● AIM
All entries below need to be written out exactly, but without their pictures.
******************************
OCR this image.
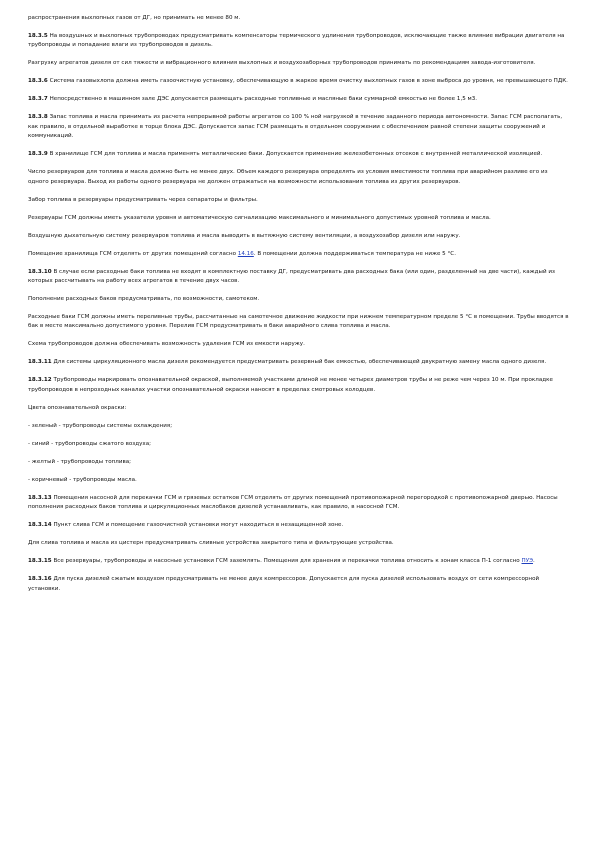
распространения выхлопных газов от ДГ, но принимать не менее 80 м.

18.3.5 На воздушных и выхлопных трубопроводах предусматривать компенсаторы термического удлинения трубопроводов, исключающие также влияние вибрации двигателя на трубопроводы и попадание влаги из трубопроводов в дизель.

Разгрузку агрегатов дизеля от сил тяжести и вибрационного влияния выхлопных и воздухозаборных трубопроводов принимать по рекомендациям завода-изготовителя.

18.3.6 Система газовыхлопа должна иметь газоочистную установку, обеспечивающую в жаркое время очистку выхлопных газов в зоне выброса до уровня, не превышающего ПДК.

18.3.7 Непосредственно в машинном зале ДЭС допускается размещать расходные топливные и масляные баки суммарной емкостью не более 1,5 м3.

18.3.8 Запас топлива и масла принимать из расчета непрерывной работы агрегатов со 100 % ной нагрузкой в течение заданного периода автономности. Запас ГСМ располагать, как правило, в отдельной выработке в торце блока ДЭС. Допускается запас ГСМ размещать в отдельном сооружении с обеспечением равной степени защиты сооружений и коммуникаций.

18.3.9 В хранилище ГСМ для топлива и масла применять металлические баки. Допускается применение железобетонных отсеков с внутренней металлической изоляцией.

Число резервуаров для топлива и масла должно быть не менее двух. Объем каждого резервуара определять из условия вместимости топлива при аварийном разливе его из одного резервуара. Выход из работы одного резервуара не должен отражаться на возможности использования топлива из других резервуаров.

Забор топлива в резервуары предусматривать через сепараторы и фильтры.

Резервуары ГСМ должны иметь указатели уровня и автоматическую сигнализацию максимального и минимального допустимых уровней топлива и масла.

Воздушную дыхательную систему резервуаров топлива и масла выводить в вытяжную систему вентиляции, а воздухозабор дизеля или наружу.

Помещение хранилища ГСМ отделять от других помещений согласно 14.16. В помещении должна поддерживаться температура не ниже 5 °С.

18.3.10 В случае если расходные баки топлива не входят в комплектную поставку ДГ, предусматривать два расходных бака (или один, разделенный на две части), каждый из которых рассчитывать на работу всех агрегатов в течение двух часов.

Пополнение расходных баков предусматривать, по возможности, самотеком.

Расходные баки ГСМ должны иметь переливные трубы, рассчитанные на самотечное движение жидкости при нижнем температурном пределе 5 °С в помещении. Трубы вводятся в бак в месте максимально допустимого уровня. Перелив ГСМ предусматривать в баки аварийного слива топлива и масла.

Схема трубопроводов должна обеспечивать возможность удаления ГСМ из емкости наружу.

18.3.11 Для системы циркуляционного масла дизеля рекомендуется предусматривать резервный бак емкостью, обеспечивающей двукратную замену масла одного дизеля.

18.3.12 Трубопроводы маркировать опознавательной окраской, выполняемой участками длиной не менее четырех диаметров трубы и не реже чем через 10 м. При прокладке трубопроводов в непроходных каналах участки опознавательной окраски наносят в пределах смотровых колодцев.

Цвета опознавательной окраски:

- зеленый - трубопроводы системы охлаждения;

- синий - трубопроводы сжатого воздуха;

- желтый - трубопроводы топлива;

- коричневый - трубопроводы масла.

18.3.13 Помещения насосной для перекачки ГСМ и грязевых остатков ГСМ отделять от других помещений противопожарной перегородкой с противопожарной дверью. Насосы пополнения расходных баков топлива и циркуляционных маслобаков дизелей устанавливать, как правило, в насосной ГСМ.

18.3.14 Пункт слива ГСМ и помещение газоочистной установки могут находиться в незащищенной зоне.

Для слива топлива и масла из цистерн предусматривать сливные устройства закрытого типа и фильтрующие устройства.

18.3.15 Все резервуары, трубопроводы и насосные установки ГСМ заземлять. Помещения для хранения и перекачки топлива относить к зонам класса П-1 согласно ПУЭ.

18.3.16 Для пуска дизелей сжатым воздухом предусматривать не менее двух компрессоров. Допускается для пуска дизелей использовать воздух от сети компрессорной установки.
******************************
● RESPONSE TO THIS TASK
OCR this image.
распространения выхлопных газов от ДГ, но принимать не менее 80 м.

18.3.5 На воздушных и выхлопных трубопроводах предусматривать компенсаторы термического удлинения трубопроводов, исключающие также влияние вибрации двигателя на трубопроводы и попадание влаги из трубопроводов в дизель.

Разгрузку агрегатов дизеля от сил тяжести и вибрационного влияния выхлопных и воздухозаборных трубопроводов принимать по рекомендациям завода-изготовителя.

18.3.6 Система газовыхлопа должна иметь газоочистную установку, обеспечивающую в жаркое время очистку выхлопных газов в зоне выброса до уровня, не превышающего ПДК.

18.3.7 Непосредственно в машинном зале ДЭС допускается размещать расходные топливные и масляные баки суммарной емкостью не более 1,5 м3.

18.3.8 Запас топлива и масла принимать из расчета непрерывной работы агрегатов со 100 % ной нагрузкой в течение заданного периода автономности. Запас ГСМ располагать, как правило, в отдельной выработке в торце блока ДЭС. Допускается запас ГСМ размещать в отдельном сооружении с обеспечением равной степени защиты сооружений и коммуникаций.

18.3.9 В хранилище ГСМ для топлива и масла применять металлические баки. Допускается применение железобетонных отсеков с внутренней металлической изоляцией.

Число резервуаров для топлива и масла должно быть не менее двух. Объем каждого резервуара определять из условия вместимости топлива при аварийном разливе его из одного резервуара. Выход из работы одного резервуара не должен отражаться на возможности использования топлива из других резервуаров.

Забор топлива в резервуары предусматривать через сепараторы и фильтры.

Резервуары ГСМ должны иметь указатели уровня и автоматическую сигнализацию максимального и минимального допустимых уровней топлива и масла.

Воздушную дыхательную систему резервуаров топлива и масла выводить в вытяжную систему вентиляции, а воздухозабор дизеля или наружу.

Помещение хранилища ГСМ отделять от других помещений согласно 14.16. В помещении должна поддерживаться температура не ниже 5 °С.

18.3.10 В случае если расходные баки топлива не входят в комплектную поставку ДГ, предусматривать два расходных бака (или один, разделенный на две части), каждый из которых рассчитывать на работу всех агрегатов в течение двух часов.

Пополнение расходных баков предусматривать, по возможности, самотеком.

Расходные баки ГСМ должны иметь переливные трубы, рассчитанные на самотечное движение жидкости при нижнем температурном пределе 5 °С в помещении. Трубы вводятся в бак в месте максимально допустимого уровня. Перелив ГСМ предусматривать в баки аварийного слива топлива и масла.

Схема трубопроводов должна обеспечивать возможность удаления ГСМ из емкости наружу.

18.3.11 Для системы циркуляционного масла дизеля рекомендуется предусматривать резервный бак емкостью, обеспечивающей двукратную замену масла одного дизеля.

18.3.12 Трубопроводы маркировать опознавательной окраской, выполняемой участками длиной не менее четырех диаметров трубы и не реже чем через 10 м. При прокладке трубопроводов в непроходных каналах участки опознавательной окраски наносят в пределах смотровых колодцев.

Цвета опознавательной окраски:

- зеленый - трубопроводы системы охлаждения;

- синий - трубопроводы сжатого воздуха;

- желтый - трубопроводы топлива;

- коричневый - трубопроводы масла.

18.3.13 Помещения насосной для перекачки ГСМ и грязевых остатков ГСМ отделять от других помещений противопожарной перегородкой с противопожарной дверью. Насосы пополнения расходных баков топлива и циркуляционных маслобаков дизелей устанавливать, как правило, в насосной ГСМ.

18.3.14 Пункт слива ГСМ и помещение газоочистной установки могут находиться в незащищенной зоне.

Для слива топлива и масла из цистерн предусматривать сливные устройства закрытого типа и фильтрующие устройства.

18.3.15 Все резервуары, трубопроводы и насосные установки ГСМ заземлять. Помещения для хранения и перекачки топлива относить к зонам класса П-1 согласно ПУЭ.

18.3.16 Для пуска дизелей сжатым воздухом предусматривать не менее двух компрессоров. Допускается для пуска дизелей использовать воздух от сети компрессорной установки.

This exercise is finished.